Repeat the material exactly as it appears.

----------------

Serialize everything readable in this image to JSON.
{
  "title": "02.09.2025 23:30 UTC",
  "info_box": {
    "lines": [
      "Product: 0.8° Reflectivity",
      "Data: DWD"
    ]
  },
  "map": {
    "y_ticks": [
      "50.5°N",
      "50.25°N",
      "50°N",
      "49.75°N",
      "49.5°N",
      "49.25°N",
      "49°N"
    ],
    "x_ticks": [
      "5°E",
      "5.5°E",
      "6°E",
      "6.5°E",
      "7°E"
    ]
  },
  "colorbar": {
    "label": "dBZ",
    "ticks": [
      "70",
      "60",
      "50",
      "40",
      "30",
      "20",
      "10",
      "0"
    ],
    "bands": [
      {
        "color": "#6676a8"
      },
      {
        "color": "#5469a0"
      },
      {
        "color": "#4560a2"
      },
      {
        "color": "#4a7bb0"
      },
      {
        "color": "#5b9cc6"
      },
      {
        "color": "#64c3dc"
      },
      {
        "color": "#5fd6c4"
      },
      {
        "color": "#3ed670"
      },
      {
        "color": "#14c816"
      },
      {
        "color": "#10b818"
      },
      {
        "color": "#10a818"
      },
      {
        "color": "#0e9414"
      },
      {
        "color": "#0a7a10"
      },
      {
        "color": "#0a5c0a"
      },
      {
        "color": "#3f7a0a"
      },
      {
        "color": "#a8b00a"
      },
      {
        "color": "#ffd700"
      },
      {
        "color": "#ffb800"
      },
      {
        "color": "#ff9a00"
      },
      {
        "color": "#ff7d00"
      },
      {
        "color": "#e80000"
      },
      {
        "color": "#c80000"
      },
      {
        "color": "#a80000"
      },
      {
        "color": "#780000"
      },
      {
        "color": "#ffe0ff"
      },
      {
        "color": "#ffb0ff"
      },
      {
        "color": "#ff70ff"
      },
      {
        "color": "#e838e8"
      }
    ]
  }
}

----------------

■ **SOLUTION BELOW**
Serialize everything readable in this image to JSON.
{
  "title": "02.09.2025 23:30 UTC",
  "info_box": {
    "lines": [
      "Product: 0.8° Reflectivity",
      "Data: DWD"
    ]
  },
  "map": {
    "y_ticks": [
      "50.5°N",
      "50.25°N",
      "50°N",
      "49.75°N",
      "49.5°N",
      "49.25°N",
      "49°N"
    ],
    "x_ticks": [
      "5°E",
      "5.5°E",
      "6°E",
      "6.5°E",
      "7°E"
    ]
  },
  "colorbar": {
    "label": "dBZ",
    "ticks": [
      "70",
      "60",
      "50",
      "40",
      "30",
      "20",
      "10",
      "0"
    ],
    "bands": [
      {
        "color": "#6676a8"
      },
      {
        "color": "#5469a0"
      },
      {
        "color": "#4560a2"
      },
      {
        "color": "#4a7bb0"
      },
      {
        "color": "#5b9cc6"
      },
      {
        "color": "#64c3dc"
      },
      {
        "color": "#5fd6c4"
      },
      {
        "color": "#3ed670"
      },
      {
        "color": "#14c816"
      },
      {
        "color": "#10b818"
      },
      {
        "color": "#10a818"
      },
      {
        "color": "#0e9414"
      },
      {
        "color": "#0a7a10"
      },
      {
        "color": "#0a5c0a"
      },
      {
        "color": "#3f7a0a"
      },
      {
        "color": "#a8b00a"
      },
      {
        "color": "#ffd700"
      },
      {
        "color": "#ffb800"
      },
      {
        "color": "#ff9a00"
      },
      {
        "color": "#ff7d00"
      },
      {
        "color": "#e80000"
      },
      {
        "color": "#c80000"
      },
      {
        "color": "#a80000"
      },
      {
        "color": "#780000"
      },
      {
        "color": "#ffe0ff"
      },
      {
        "color": "#ffb0ff"
      },
      {
        "color": "#ff70ff"
      },
      {
        "color": "#e838e8"
      }
    ]
  }
}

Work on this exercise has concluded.